#### REQUIREMENTS:
Below is a listing. Gather each line of it that contains "second".

(Dataset records)

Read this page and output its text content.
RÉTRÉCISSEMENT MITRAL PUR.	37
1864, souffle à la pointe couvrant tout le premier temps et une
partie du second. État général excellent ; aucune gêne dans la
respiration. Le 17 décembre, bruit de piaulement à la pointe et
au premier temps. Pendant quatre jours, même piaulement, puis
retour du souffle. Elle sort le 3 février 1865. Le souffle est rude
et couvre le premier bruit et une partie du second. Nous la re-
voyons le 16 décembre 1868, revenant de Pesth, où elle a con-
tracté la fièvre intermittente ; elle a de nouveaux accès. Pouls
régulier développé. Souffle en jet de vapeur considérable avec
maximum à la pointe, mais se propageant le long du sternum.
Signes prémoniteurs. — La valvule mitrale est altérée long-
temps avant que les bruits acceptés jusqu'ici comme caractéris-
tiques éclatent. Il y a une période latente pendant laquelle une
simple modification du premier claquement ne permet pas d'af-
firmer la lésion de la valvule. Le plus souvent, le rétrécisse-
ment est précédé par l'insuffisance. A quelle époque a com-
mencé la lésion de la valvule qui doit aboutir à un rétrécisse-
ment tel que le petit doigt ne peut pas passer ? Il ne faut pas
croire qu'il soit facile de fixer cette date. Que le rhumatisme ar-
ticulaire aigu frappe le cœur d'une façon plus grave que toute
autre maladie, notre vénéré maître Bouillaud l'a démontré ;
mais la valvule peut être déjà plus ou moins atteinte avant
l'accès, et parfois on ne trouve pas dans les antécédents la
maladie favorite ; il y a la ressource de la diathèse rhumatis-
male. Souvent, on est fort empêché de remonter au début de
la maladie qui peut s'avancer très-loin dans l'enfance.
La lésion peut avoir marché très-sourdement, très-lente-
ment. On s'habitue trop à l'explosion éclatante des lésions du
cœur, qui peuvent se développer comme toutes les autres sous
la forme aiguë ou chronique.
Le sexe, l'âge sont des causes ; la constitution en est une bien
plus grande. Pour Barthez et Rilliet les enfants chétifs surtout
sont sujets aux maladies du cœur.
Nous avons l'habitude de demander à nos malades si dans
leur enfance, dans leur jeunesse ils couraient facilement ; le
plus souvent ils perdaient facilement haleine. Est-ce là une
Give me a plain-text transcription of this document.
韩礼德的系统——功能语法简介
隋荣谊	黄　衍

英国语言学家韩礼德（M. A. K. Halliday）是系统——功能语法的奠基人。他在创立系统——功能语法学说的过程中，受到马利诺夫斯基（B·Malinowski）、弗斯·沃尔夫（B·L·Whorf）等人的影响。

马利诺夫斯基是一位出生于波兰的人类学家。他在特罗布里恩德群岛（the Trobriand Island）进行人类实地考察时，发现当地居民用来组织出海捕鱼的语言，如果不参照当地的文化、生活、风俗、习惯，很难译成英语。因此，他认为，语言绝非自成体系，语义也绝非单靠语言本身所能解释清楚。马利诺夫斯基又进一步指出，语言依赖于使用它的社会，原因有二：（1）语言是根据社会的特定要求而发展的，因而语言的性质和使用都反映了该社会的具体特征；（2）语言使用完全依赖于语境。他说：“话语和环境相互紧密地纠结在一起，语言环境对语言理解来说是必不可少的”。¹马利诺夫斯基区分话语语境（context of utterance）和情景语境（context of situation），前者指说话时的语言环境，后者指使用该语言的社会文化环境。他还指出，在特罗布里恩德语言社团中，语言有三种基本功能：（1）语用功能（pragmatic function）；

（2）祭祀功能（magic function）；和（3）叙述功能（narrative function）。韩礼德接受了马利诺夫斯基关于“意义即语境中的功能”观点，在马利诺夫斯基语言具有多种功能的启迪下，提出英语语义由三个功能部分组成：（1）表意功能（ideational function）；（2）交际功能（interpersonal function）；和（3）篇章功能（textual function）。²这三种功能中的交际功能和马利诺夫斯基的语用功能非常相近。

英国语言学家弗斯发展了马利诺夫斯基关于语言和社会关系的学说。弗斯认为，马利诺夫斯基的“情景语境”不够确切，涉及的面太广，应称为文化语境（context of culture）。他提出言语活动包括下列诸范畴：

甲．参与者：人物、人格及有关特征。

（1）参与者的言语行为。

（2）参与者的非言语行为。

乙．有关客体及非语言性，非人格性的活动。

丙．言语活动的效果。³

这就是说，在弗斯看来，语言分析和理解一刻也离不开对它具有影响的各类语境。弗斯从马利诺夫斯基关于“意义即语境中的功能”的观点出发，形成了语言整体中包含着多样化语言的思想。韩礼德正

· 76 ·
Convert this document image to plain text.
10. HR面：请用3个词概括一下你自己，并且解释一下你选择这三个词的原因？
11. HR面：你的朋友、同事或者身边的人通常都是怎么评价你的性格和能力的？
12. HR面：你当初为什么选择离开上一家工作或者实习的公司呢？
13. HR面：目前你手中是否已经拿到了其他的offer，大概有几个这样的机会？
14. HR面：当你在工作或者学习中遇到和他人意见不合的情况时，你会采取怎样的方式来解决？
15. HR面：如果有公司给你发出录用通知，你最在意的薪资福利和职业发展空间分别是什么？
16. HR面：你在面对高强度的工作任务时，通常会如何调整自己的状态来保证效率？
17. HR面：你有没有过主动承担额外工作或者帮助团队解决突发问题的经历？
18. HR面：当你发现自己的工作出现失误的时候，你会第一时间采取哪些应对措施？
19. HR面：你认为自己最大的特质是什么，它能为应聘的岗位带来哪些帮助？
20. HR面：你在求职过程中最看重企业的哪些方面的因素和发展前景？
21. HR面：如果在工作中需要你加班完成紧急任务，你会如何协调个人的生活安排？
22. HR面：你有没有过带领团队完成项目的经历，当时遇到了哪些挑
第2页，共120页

#### EXPECTED OUTPUT:
partie du second. État général excellent ; aucune gêne dans la
et couvre le premier bruit et une partie du second. Nous la re-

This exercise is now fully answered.